Output the material exactly, but drop every image it holds.

Extracts from a graphics dataset:
^^^^^^^^^^^^^^^^

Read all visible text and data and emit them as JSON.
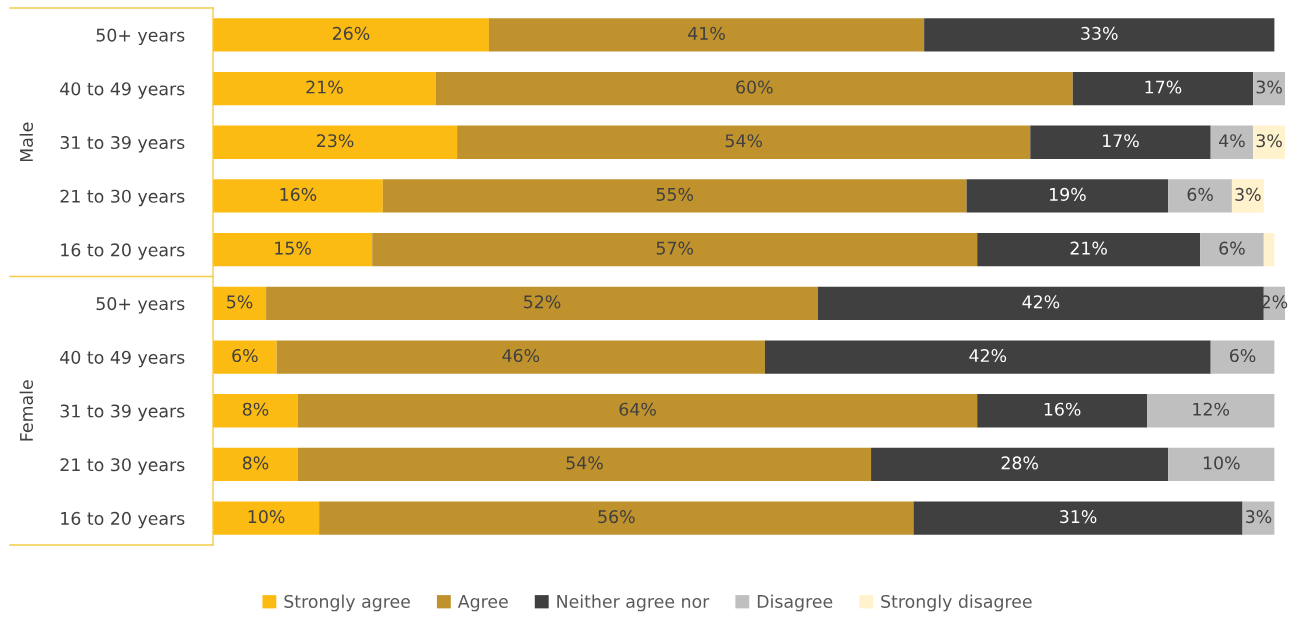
{
  "chart_data": {
    "type": "bar",
    "orientation": "horizontal",
    "stacked": true,
    "categories": [
      "50+ years",
      "40 to 49 years",
      "31 to 39 years",
      "21 to 30 years",
      "16 to 20 years",
      "50+ years",
      "40 to 49 years",
      "31 to 39 years",
      "21 to 30 years",
      "16 to 20 years"
    ],
    "annotations": [
      "Male",
      "Female"
    ],
    "tick_labels": "y",
    "legend": "bottom",
    "series": [
      {
        "name": "Strongly agree",
        "color": "#fbbb12",
        "values": [
          26,
          21,
          23,
          16,
          15,
          5,
          6,
          8,
          8,
          10
        ],
        "value_labels": [
          "26%",
          "21%",
          "23%",
          "16%",
          "15%",
          "5%",
          "6%",
          "8%",
          "8%",
          "10%"
        ]
      },
      {
        "name": "Agree",
        "color": "#bf922d",
        "values": [
          41,
          60,
          54,
          55,
          57,
          52,
          46,
          64,
          54,
          56
        ],
        "value_labels": [
          "41%",
          "60%",
          "54%",
          "55%",
          "57%",
          "52%",
          "46%",
          "64%",
          "54%",
          "56%"
        ]
      },
      {
        "name": "Neither agree nor",
        "color": "#404040",
        "values": [
          33,
          17,
          17,
          19,
          21,
          42,
          42,
          16,
          28,
          31
        ],
        "value_labels": [
          "33%",
          "17%",
          "17%",
          "19%",
          "21%",
          "42%",
          "42%",
          "16%",
          "28%",
          "31%"
        ]
      },
      {
        "name": "Disagree",
        "color": "#bfbfbf",
        "values": [
          null,
          3,
          4,
          6,
          6,
          2,
          6,
          12,
          10,
          3
        ],
        "value_labels": [
          null,
          "3%",
          "4%",
          "6%",
          "6%",
          "2%",
          "6%",
          "12%",
          "10%",
          "3%"
        ]
      },
      {
        "name": "Strongly disagree",
        "color": "#fff2cc",
        "values": [
          null,
          null,
          3,
          3,
          1,
          null,
          null,
          null,
          null,
          null
        ],
        "value_labels": [
          null,
          null,
          "3%",
          "3%",
          null,
          null,
          null,
          null,
          null,
          null
        ]
      }
    ]
  }
}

^^^^^^^^^^^^^^^^

▶ Written solution
Read all visible text and data and emit them as JSON.
{
  "chart_data": {
    "type": "bar",
    "orientation": "horizontal",
    "stacked": true,
    "categories": [
      "50+ years",
      "40 to 49 years",
      "31 to 39 years",
      "21 to 30 years",
      "16 to 20 years",
      "50+ years",
      "40 to 49 years",
      "31 to 39 years",
      "21 to 30 years",
      "16 to 20 years"
    ],
    "annotations": [
      "Male",
      "Female"
    ],
    "tick_labels": "y",
    "legend": "bottom",
    "series": [
      {
        "name": "Strongly agree",
        "color": "#fbbb12",
        "values": [
          26,
          21,
          23,
          16,
          15,
          5,
          6,
          8,
          8,
          10
        ],
        "value_labels": [
          "26%",
          "21%",
          "23%",
          "16%",
          "15%",
          "5%",
          "6%",
          "8%",
          "8%",
          "10%"
        ]
      },
      {
        "name": "Agree",
        "color": "#bf922d",
        "values": [
          41,
          60,
          54,
          55,
          57,
          52,
          46,
          64,
          54,
          56
        ],
        "value_labels": [
          "41%",
          "60%",
          "54%",
          "55%",
          "57%",
          "52%",
          "46%",
          "64%",
          "54%",
          "56%"
        ]
      },
      {
        "name": "Neither agree nor",
        "color": "#404040",
        "values": [
          33,
          17,
          17,
          19,
          21,
          42,
          42,
          16,
          28,
          31
        ],
        "value_labels": [
          "33%",
          "17%",
          "17%",
          "19%",
          "21%",
          "42%",
          "42%",
          "16%",
          "28%",
          "31%"
        ]
      },
      {
        "name": "Disagree",
        "color": "#bfbfbf",
        "values": [
          null,
          3,
          4,
          6,
          6,
          2,
          6,
          12,
          10,
          3
        ],
        "value_labels": [
          null,
          "3%",
          "4%",
          "6%",
          "6%",
          "2%",
          "6%",
          "12%",
          "10%",
          "3%"
        ]
      },
      {
        "name": "Strongly disagree",
        "color": "#fff2cc",
        "values": [
          null,
          null,
          3,
          3,
          1,
          null,
          null,
          null,
          null,
          null
        ],
        "value_labels": [
          null,
          null,
          "3%",
          "3%",
          null,
          null,
          null,
          null,
          null,
          null
        ]
      }
    ]
  }
}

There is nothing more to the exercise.